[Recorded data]

:::

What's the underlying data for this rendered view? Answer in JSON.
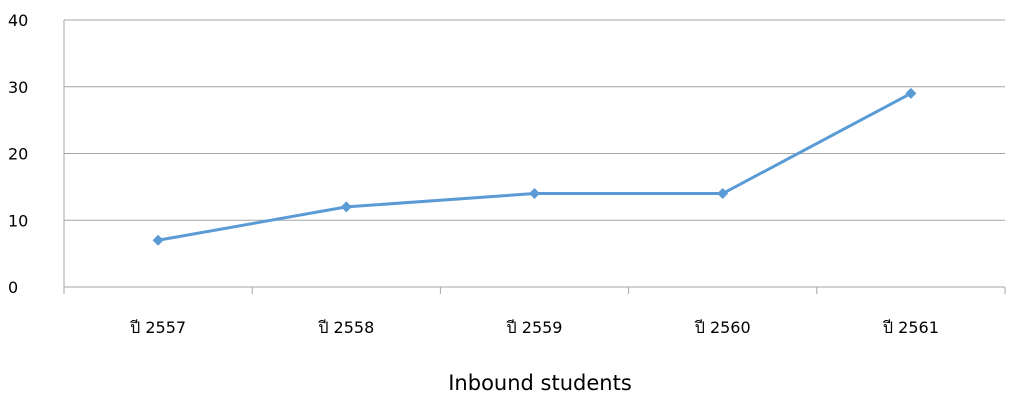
{
  "chart_data": {
    "type": "line",
    "categories": [
      "ปี 2557",
      "ปี 2558",
      "ปี 2559",
      "ปี 2560",
      "ปี 2561"
    ],
    "series": [
      {
        "values": [
          7,
          12,
          14,
          14,
          29
        ],
        "color": "#5b9bd5",
        "marker": "diamond"
      }
    ],
    "xlabel": "Inbound students",
    "ylabel": "",
    "ylim": [
      0,
      40
    ],
    "yticks": [
      0,
      10,
      20,
      30,
      40
    ],
    "grid": true,
    "legend": "none"
  }
}
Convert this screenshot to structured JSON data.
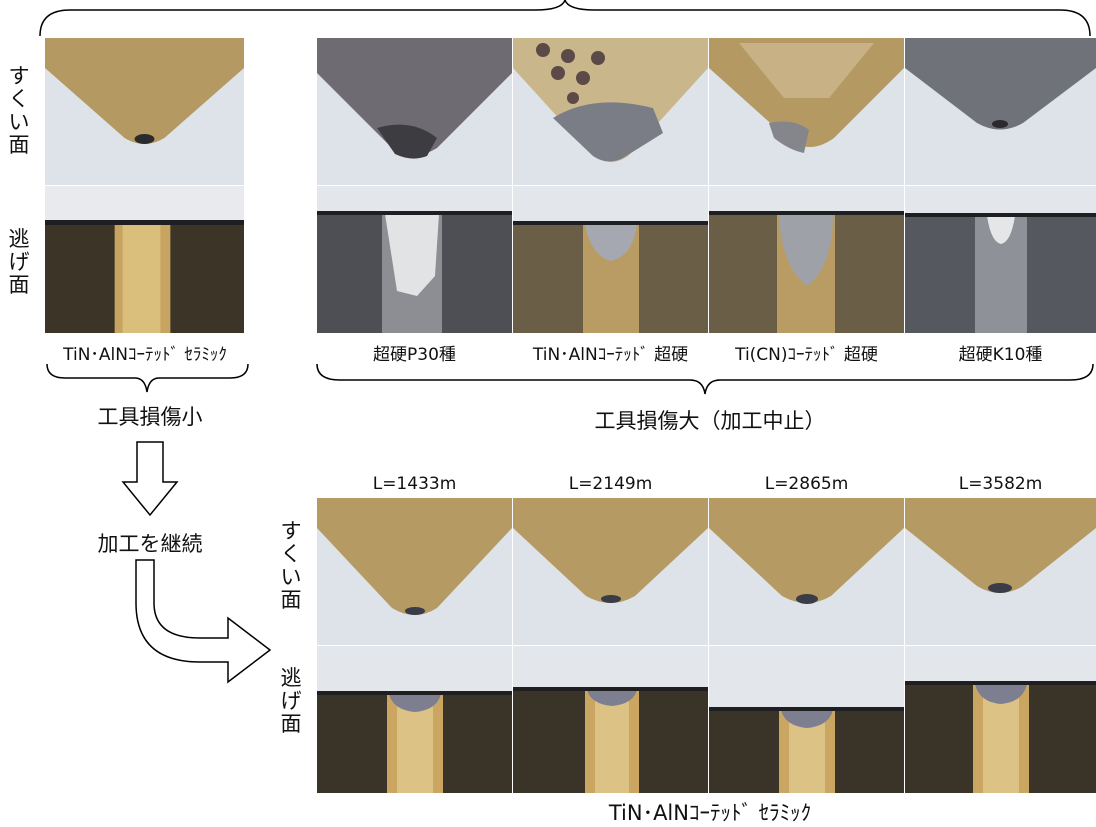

:::

Exercise: Repeat each line of the records above exactly, but do not copy the pictures.

Response to the task:
What's the underlying data for this rendered view? Answer in JSON.
{
  "chart_data": {
    "type": "line",
    "categories": [
      "ปี 2557",
      "ปี 2558",
      "ปี 2559",
      "ปี 2560",
      "ปี 2561"
    ],
    "series": [
      {
        "values": [
          7,
          12,
          14,
          14,
          29
        ],
        "color": "#5b9bd5",
        "marker": "diamond"
      }
    ],
    "xlabel": "Inbound students",
    "ylabel": "",
    "ylim": [
      0,
      40
    ],
    "yticks": [
      0,
      10,
      20,
      30,
      40
    ],
    "grid": true,
    "legend": "none"
  }
}
Convert this screenshot to structured JSON data.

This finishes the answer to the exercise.